**Challenge**.
Reproduce every line in the listing that contains the word "image".

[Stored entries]
▽

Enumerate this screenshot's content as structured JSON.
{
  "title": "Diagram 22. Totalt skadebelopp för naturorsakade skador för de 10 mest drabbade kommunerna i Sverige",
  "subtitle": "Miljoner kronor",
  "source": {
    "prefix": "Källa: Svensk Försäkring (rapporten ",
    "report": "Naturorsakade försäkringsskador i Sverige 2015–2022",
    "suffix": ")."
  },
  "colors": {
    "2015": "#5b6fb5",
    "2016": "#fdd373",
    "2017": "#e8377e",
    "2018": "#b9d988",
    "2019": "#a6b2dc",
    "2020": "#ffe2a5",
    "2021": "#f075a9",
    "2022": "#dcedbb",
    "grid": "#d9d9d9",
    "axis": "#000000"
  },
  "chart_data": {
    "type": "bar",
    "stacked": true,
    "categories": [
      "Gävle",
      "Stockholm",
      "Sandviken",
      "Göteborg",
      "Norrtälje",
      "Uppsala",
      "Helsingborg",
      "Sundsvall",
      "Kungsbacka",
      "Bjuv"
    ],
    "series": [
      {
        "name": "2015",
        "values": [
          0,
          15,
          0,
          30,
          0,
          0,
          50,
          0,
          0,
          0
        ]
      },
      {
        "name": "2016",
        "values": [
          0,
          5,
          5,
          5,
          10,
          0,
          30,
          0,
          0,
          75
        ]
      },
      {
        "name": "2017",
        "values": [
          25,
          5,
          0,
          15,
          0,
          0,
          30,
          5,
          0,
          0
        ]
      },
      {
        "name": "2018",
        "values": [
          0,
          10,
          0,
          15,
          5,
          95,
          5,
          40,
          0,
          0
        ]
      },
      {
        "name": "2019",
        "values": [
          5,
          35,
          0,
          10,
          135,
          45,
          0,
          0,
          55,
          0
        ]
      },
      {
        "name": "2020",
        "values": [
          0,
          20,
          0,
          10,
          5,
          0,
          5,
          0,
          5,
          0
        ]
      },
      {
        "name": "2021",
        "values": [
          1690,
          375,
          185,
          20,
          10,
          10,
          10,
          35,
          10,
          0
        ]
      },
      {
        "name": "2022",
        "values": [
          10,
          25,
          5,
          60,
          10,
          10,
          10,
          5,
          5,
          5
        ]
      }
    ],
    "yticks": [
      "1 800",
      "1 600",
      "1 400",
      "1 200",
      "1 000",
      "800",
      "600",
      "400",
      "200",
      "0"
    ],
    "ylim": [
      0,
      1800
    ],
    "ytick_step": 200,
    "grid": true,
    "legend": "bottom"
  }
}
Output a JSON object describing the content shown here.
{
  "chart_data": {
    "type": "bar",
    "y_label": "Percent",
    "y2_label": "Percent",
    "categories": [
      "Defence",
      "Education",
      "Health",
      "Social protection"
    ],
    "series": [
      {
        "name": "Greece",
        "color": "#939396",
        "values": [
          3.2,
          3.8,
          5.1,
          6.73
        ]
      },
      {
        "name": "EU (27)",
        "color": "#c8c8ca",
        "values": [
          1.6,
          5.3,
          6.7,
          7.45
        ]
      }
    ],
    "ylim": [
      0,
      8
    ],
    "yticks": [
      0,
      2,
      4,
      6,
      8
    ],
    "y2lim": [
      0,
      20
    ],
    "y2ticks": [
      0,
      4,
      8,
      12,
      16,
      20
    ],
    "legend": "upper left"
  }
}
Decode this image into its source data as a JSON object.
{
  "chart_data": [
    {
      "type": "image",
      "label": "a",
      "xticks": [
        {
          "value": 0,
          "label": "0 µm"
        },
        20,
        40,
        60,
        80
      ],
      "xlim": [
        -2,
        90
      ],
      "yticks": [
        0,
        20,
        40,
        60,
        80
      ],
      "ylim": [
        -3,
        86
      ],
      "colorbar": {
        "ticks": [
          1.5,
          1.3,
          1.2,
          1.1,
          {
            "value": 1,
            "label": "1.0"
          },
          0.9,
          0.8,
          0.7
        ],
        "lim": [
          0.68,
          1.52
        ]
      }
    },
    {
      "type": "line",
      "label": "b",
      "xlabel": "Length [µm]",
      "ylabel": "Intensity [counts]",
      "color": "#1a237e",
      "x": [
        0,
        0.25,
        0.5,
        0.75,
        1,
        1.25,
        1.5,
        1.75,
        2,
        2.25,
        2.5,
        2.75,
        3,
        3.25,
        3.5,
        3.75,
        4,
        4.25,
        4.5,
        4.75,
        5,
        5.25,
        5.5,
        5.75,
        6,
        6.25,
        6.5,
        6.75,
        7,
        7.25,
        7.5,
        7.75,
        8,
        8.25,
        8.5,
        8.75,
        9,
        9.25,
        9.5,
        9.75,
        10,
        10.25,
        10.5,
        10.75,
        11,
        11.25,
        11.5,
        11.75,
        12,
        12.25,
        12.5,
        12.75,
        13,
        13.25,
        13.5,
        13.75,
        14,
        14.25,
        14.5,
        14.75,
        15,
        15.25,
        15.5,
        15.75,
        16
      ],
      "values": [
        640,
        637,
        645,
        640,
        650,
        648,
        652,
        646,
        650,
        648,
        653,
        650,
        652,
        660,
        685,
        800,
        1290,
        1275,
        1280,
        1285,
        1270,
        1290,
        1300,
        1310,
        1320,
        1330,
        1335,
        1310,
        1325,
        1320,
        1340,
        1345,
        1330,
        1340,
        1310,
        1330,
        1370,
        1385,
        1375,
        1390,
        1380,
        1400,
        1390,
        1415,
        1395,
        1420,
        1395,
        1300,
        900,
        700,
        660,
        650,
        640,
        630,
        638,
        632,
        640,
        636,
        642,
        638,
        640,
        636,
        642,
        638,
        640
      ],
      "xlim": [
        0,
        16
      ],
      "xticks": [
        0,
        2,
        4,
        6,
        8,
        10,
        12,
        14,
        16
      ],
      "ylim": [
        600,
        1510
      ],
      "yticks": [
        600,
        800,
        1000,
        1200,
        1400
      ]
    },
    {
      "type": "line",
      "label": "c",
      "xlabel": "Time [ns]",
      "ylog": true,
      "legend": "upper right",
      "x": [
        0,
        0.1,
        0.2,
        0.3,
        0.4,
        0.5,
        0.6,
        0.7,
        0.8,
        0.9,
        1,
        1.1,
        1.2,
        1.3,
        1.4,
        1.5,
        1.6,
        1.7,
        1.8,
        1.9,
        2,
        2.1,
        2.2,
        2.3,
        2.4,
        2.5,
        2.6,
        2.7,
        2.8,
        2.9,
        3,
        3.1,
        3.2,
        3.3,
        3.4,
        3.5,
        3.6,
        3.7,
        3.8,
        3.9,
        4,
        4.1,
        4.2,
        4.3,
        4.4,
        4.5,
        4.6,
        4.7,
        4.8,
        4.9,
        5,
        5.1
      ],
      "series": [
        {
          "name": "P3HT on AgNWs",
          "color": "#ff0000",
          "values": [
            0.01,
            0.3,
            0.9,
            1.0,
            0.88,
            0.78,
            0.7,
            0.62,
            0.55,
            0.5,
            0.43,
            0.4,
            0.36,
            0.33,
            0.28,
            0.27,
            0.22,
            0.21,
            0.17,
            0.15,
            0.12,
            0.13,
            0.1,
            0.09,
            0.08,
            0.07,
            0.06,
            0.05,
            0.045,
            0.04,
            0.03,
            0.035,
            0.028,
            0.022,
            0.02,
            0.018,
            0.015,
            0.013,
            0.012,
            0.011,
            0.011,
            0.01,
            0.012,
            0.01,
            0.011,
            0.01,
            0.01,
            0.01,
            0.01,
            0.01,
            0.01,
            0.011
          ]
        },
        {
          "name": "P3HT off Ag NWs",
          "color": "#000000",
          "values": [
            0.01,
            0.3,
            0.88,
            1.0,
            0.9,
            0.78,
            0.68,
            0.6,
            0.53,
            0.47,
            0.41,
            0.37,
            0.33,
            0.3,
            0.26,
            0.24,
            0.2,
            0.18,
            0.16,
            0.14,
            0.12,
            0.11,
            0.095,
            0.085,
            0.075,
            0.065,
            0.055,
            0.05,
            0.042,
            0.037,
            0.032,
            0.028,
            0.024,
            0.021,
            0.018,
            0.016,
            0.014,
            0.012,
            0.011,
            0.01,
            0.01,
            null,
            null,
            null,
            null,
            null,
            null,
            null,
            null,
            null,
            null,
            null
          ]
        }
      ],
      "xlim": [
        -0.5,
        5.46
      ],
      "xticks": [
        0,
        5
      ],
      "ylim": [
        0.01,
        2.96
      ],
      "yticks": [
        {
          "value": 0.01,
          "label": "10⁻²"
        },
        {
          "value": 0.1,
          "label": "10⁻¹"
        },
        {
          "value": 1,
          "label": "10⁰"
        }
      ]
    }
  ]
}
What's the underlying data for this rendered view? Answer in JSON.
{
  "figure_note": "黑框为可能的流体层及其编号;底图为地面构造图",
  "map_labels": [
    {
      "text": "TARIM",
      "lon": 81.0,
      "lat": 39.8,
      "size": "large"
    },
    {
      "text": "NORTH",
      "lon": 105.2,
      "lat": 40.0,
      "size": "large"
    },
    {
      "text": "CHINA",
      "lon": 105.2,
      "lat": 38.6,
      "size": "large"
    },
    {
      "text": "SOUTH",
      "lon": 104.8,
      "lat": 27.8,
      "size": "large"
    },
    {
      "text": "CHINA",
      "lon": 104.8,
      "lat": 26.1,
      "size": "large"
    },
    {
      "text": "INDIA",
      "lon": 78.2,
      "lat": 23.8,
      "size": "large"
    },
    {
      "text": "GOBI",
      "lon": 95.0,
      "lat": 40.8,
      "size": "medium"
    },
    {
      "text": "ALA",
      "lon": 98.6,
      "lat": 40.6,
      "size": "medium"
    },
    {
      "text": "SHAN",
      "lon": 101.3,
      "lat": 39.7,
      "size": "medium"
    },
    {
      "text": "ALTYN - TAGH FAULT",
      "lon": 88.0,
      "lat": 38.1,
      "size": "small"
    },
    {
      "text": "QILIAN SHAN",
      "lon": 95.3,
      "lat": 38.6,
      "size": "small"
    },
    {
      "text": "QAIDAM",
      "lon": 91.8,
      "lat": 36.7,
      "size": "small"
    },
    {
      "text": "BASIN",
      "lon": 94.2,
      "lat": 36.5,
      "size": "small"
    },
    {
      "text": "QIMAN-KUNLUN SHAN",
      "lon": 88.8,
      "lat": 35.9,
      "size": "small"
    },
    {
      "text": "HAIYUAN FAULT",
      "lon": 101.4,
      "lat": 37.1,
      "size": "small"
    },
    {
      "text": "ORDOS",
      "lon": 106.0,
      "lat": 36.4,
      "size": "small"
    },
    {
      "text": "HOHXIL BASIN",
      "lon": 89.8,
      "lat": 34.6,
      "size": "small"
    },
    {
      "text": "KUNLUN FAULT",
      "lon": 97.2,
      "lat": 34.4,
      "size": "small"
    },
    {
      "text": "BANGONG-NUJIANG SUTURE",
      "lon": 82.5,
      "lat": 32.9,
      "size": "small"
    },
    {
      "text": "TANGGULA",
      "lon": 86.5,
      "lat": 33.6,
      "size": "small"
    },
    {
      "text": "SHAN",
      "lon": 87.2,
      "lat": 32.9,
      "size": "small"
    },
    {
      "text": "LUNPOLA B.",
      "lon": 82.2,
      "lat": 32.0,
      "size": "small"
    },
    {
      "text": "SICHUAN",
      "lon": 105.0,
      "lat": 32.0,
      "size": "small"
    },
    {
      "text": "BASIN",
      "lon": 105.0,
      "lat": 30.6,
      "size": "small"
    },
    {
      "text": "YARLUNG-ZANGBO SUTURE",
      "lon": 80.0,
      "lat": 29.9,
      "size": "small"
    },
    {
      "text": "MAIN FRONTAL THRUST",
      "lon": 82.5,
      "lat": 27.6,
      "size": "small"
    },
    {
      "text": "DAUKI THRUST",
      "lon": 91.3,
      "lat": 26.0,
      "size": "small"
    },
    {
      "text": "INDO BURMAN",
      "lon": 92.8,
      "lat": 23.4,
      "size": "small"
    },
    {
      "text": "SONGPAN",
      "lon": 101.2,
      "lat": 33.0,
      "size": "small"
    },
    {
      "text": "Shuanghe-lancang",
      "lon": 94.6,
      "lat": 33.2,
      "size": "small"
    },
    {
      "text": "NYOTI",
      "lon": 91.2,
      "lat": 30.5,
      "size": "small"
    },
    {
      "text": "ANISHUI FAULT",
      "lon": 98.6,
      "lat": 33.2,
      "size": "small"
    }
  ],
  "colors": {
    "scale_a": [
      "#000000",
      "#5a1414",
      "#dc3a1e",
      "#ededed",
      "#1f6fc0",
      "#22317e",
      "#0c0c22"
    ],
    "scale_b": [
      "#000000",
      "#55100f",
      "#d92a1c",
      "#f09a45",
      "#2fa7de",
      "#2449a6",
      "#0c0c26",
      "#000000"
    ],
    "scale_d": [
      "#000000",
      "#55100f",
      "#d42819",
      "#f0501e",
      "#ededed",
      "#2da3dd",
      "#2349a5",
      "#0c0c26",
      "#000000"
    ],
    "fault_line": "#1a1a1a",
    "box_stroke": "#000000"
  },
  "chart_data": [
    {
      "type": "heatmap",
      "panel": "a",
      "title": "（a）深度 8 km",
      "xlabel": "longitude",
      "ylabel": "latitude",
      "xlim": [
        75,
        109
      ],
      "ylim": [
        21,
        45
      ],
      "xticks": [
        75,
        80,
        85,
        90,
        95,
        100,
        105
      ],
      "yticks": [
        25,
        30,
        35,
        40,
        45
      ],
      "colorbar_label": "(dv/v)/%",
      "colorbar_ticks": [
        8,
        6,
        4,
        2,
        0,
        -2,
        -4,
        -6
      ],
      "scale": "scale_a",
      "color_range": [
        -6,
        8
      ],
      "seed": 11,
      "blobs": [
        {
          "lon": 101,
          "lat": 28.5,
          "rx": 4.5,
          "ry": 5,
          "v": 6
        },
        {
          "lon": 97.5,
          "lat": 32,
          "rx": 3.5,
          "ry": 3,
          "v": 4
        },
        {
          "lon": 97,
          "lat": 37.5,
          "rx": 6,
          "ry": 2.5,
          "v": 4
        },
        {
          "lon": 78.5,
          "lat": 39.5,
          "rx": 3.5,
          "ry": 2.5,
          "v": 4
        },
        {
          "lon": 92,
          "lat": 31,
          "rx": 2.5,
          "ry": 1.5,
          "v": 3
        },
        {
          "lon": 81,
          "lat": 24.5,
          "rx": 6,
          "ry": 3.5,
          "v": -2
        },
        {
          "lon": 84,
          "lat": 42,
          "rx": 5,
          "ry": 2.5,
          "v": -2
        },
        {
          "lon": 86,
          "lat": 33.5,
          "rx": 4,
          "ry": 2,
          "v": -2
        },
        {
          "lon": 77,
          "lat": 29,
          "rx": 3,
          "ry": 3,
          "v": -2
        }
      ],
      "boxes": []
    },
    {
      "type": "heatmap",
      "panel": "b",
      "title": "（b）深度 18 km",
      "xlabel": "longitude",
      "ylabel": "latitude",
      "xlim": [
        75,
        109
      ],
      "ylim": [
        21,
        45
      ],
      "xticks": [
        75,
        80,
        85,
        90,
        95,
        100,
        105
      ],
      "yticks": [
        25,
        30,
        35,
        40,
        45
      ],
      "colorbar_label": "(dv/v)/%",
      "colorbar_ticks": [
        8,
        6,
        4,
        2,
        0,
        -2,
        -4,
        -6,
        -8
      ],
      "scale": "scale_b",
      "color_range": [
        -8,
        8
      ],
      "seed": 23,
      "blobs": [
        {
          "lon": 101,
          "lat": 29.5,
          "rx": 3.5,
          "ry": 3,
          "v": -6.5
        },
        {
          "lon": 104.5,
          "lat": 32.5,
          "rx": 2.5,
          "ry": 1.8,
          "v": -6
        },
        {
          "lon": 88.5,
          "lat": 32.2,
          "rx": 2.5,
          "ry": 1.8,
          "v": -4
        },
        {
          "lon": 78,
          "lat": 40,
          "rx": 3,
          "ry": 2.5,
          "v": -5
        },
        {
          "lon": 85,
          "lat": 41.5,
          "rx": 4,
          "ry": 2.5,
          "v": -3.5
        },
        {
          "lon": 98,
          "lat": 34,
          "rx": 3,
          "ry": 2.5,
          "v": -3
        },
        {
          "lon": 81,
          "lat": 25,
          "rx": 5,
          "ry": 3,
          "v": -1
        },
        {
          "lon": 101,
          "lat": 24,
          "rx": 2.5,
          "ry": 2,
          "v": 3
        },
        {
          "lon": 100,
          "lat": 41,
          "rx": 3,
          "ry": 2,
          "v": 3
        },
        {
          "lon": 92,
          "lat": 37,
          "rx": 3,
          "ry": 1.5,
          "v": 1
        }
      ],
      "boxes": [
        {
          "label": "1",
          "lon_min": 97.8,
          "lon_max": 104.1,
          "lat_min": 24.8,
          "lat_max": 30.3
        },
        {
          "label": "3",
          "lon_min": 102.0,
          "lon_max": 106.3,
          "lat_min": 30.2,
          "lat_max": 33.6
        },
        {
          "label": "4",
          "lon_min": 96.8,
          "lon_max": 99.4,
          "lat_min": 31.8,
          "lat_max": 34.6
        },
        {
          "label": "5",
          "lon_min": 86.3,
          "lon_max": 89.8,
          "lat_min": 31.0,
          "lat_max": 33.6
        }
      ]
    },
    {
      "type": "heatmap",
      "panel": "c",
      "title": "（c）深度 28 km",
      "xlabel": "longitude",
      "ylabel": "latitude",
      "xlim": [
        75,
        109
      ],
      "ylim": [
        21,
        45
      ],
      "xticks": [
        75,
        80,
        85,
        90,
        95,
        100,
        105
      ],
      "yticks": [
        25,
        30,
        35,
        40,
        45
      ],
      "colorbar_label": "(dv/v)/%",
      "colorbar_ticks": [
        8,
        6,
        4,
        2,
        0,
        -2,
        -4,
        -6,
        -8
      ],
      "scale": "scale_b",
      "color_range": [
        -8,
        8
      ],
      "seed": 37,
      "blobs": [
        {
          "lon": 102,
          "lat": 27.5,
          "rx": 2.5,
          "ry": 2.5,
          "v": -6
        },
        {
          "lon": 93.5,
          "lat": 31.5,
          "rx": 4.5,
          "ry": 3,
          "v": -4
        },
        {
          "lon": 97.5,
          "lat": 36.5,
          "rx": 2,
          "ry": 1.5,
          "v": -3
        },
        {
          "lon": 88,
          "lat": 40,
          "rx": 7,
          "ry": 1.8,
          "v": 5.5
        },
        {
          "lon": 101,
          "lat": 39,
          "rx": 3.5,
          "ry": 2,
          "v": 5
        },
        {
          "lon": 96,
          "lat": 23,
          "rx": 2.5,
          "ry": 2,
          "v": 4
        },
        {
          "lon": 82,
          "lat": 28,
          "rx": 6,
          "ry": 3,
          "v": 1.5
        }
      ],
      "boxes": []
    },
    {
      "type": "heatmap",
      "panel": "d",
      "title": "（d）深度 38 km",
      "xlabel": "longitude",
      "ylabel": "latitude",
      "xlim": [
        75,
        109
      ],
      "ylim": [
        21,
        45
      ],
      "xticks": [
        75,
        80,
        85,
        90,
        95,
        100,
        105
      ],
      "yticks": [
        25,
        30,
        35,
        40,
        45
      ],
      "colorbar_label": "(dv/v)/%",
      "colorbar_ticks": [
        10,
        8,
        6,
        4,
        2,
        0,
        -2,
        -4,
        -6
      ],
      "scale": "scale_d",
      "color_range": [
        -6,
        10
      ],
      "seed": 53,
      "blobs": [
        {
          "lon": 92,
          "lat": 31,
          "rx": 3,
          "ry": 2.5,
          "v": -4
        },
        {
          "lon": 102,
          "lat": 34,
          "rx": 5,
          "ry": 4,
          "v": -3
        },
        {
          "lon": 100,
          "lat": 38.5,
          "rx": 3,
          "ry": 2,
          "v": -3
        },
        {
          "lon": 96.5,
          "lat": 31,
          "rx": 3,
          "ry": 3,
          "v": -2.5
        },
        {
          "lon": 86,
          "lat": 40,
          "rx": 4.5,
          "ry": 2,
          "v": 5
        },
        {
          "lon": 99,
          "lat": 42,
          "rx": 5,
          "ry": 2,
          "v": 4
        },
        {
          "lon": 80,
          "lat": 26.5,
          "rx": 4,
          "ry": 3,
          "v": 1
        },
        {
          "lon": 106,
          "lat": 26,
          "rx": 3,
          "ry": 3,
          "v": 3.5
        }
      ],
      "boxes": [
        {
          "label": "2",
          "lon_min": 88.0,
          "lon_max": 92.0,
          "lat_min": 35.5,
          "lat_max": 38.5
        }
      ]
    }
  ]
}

△

**Output of the task**.
Decode this image into its source data as a JSON object.
      "type": "image",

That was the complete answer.